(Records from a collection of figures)
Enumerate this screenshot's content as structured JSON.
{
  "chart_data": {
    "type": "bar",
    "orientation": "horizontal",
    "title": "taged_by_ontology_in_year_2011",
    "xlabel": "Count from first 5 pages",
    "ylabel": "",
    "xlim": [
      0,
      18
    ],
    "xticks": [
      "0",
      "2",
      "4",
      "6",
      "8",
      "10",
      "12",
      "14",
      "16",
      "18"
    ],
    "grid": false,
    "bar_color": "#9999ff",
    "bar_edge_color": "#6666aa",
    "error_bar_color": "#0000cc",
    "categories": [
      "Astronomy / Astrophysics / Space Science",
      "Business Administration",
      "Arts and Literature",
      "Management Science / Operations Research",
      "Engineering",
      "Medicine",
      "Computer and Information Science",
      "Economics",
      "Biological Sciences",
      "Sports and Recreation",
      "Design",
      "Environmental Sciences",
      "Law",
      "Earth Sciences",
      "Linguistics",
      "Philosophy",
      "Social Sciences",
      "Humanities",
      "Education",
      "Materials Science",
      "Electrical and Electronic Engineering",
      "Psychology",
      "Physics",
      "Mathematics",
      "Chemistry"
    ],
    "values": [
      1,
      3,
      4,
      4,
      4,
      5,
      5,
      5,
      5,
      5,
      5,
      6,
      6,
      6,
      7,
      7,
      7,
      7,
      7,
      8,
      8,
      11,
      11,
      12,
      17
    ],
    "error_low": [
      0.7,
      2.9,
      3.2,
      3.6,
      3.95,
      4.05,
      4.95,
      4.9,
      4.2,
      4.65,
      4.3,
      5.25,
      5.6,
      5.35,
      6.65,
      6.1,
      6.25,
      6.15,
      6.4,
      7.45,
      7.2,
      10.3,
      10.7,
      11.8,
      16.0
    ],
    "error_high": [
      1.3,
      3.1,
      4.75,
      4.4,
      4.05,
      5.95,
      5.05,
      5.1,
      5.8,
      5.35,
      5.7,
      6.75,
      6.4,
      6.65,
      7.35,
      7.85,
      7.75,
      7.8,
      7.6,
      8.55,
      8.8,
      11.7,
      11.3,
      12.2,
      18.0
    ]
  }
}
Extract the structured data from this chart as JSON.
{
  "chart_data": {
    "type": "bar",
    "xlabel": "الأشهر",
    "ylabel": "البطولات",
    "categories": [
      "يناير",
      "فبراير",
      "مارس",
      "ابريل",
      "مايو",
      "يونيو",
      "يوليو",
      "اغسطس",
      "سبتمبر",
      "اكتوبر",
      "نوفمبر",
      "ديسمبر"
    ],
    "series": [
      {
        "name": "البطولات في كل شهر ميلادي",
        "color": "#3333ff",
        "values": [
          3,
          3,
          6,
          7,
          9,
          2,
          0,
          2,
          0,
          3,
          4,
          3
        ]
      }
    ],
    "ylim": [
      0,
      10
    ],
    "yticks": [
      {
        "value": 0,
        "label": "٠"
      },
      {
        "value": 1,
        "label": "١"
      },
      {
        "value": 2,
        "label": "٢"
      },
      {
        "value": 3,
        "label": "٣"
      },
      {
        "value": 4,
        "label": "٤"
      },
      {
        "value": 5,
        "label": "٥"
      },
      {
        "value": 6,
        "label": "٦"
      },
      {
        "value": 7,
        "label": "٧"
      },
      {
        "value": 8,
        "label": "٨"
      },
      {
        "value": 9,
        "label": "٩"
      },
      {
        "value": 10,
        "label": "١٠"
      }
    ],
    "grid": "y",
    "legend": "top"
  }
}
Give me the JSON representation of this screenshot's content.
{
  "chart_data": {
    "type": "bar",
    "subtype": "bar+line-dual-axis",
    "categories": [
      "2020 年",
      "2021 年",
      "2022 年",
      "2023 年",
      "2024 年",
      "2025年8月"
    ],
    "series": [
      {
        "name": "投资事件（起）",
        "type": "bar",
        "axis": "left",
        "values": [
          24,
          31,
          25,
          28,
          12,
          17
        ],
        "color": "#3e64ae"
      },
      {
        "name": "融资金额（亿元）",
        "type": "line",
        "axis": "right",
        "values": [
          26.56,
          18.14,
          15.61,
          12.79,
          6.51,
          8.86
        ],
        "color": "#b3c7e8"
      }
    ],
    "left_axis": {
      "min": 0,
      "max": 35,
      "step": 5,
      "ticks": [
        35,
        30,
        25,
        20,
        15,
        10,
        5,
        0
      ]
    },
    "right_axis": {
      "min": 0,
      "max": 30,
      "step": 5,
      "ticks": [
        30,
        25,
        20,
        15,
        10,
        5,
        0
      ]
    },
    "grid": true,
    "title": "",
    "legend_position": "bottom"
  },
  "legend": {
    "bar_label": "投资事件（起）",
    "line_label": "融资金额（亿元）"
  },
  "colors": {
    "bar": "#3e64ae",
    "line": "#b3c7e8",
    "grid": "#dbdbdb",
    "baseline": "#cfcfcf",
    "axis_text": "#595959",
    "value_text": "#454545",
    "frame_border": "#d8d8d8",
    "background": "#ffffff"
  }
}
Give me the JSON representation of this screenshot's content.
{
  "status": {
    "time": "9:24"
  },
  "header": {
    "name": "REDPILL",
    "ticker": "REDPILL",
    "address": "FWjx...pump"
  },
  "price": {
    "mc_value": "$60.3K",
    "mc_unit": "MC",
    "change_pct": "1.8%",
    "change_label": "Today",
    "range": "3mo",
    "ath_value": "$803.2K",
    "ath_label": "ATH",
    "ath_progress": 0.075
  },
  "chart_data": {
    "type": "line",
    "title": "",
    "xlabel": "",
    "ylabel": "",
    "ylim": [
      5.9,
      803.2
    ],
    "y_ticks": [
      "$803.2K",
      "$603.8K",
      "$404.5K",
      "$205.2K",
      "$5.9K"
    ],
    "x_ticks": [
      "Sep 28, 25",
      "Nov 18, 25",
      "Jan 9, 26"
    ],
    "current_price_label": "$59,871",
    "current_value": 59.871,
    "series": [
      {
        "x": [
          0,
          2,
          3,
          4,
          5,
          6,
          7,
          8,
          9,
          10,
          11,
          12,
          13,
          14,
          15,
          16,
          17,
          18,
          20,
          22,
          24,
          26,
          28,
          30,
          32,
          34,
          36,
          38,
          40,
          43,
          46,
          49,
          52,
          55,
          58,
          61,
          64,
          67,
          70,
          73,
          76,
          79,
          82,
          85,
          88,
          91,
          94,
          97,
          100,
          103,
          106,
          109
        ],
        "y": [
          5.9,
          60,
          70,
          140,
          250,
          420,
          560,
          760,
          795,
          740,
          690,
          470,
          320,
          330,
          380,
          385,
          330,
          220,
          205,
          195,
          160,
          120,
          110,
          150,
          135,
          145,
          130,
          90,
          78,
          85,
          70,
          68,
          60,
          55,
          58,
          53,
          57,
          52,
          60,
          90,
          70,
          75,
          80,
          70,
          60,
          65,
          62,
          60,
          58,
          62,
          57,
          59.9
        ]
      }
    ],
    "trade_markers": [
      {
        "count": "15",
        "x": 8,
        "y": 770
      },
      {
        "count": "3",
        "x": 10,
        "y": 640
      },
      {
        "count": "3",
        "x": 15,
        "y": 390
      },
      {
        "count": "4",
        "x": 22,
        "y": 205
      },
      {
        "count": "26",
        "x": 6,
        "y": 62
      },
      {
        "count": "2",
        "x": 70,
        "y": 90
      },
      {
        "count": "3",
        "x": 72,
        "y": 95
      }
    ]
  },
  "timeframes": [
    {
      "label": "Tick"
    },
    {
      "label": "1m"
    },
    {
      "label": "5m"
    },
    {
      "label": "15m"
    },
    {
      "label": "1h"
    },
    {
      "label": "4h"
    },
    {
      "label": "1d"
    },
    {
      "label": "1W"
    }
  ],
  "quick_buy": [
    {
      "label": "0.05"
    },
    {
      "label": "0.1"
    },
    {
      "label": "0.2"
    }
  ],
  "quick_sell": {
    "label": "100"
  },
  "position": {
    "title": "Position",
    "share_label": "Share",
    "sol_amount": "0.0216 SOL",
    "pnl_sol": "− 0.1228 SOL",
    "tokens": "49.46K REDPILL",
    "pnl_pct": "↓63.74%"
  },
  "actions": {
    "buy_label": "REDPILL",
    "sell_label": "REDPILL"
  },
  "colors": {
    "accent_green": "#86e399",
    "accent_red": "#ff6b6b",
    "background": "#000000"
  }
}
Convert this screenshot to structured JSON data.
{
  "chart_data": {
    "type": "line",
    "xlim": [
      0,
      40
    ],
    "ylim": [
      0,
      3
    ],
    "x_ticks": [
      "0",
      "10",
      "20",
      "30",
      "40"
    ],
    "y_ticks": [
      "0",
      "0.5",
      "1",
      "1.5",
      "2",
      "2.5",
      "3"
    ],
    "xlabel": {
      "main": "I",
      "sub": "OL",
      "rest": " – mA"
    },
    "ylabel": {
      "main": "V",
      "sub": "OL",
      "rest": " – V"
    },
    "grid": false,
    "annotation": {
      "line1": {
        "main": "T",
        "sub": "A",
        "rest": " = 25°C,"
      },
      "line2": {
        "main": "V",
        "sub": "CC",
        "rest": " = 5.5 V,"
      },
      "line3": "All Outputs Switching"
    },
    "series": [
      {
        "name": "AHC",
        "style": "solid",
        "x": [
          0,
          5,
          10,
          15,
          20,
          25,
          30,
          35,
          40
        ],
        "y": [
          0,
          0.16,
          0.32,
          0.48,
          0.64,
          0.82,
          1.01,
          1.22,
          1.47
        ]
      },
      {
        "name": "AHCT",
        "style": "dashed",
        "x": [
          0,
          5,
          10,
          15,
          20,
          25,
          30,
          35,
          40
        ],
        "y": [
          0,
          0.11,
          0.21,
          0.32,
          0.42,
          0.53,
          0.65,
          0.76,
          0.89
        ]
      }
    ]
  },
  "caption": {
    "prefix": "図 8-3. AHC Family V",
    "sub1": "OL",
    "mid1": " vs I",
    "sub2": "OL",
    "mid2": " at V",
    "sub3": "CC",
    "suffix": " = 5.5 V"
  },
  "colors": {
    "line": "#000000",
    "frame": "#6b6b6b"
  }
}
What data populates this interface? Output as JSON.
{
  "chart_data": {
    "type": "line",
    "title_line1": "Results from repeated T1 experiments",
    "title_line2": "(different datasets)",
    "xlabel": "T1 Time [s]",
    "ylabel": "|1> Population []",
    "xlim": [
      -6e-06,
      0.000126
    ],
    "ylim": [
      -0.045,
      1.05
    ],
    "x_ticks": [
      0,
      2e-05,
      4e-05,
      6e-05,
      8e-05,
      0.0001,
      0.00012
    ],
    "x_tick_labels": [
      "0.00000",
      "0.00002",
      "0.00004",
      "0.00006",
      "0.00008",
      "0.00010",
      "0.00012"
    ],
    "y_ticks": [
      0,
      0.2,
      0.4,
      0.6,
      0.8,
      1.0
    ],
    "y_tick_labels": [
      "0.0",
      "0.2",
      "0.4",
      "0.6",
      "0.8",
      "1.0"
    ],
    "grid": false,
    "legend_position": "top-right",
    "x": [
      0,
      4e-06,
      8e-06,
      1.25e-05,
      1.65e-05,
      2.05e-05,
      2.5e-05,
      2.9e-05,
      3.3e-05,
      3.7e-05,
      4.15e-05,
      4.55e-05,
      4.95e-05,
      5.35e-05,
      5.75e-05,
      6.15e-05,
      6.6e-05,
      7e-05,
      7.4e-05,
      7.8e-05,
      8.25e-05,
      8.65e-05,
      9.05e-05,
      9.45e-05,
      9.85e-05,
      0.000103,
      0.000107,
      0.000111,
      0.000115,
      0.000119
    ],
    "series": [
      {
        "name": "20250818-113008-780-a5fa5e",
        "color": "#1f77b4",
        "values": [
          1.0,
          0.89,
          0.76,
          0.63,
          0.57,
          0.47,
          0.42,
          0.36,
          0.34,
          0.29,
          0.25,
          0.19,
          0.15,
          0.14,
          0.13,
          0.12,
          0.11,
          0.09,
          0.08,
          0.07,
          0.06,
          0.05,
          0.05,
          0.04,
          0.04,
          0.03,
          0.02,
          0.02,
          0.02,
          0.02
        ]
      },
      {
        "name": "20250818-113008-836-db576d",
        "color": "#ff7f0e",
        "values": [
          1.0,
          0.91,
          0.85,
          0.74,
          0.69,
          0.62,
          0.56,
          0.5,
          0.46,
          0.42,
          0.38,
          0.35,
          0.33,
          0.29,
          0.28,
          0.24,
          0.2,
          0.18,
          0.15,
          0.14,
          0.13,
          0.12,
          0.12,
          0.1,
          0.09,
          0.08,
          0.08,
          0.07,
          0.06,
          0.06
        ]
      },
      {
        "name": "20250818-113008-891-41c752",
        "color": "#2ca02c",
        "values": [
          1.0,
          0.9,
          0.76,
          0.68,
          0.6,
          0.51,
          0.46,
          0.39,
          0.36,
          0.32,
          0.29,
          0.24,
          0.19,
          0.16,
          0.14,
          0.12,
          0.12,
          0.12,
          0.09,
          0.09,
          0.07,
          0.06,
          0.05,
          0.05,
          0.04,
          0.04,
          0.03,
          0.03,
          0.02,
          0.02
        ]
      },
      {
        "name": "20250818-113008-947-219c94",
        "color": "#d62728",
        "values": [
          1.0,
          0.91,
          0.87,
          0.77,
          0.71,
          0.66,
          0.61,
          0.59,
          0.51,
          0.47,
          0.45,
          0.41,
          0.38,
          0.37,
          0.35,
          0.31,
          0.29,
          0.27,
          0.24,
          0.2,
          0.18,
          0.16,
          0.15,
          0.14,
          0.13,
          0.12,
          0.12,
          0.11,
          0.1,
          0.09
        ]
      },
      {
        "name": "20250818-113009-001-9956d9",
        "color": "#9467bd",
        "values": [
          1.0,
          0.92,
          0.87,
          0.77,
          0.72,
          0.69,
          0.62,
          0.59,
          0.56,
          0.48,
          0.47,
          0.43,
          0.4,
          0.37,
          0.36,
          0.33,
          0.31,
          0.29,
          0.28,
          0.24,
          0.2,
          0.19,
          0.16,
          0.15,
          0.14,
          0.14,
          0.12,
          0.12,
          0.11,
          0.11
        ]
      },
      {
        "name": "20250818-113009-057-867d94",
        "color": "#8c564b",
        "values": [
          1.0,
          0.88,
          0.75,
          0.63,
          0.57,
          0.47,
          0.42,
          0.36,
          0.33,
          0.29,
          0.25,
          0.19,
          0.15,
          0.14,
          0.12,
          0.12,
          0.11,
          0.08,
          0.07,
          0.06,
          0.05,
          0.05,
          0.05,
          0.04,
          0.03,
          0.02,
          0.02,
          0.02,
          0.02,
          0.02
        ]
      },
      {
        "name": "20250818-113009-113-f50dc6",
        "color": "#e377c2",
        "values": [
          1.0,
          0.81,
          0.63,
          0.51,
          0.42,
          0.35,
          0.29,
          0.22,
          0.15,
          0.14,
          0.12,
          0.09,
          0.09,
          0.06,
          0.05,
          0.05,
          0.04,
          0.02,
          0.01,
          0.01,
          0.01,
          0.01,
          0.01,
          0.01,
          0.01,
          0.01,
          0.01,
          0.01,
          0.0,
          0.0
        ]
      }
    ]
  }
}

• [TASK GOAL] Return each line where "structured" shows up.

• [EXERCISE SOLUTION]
Enumerate this screenshot's content as structured JSON.
Extract the structured data from this chart as JSON.
Convert this screenshot to structured JSON data.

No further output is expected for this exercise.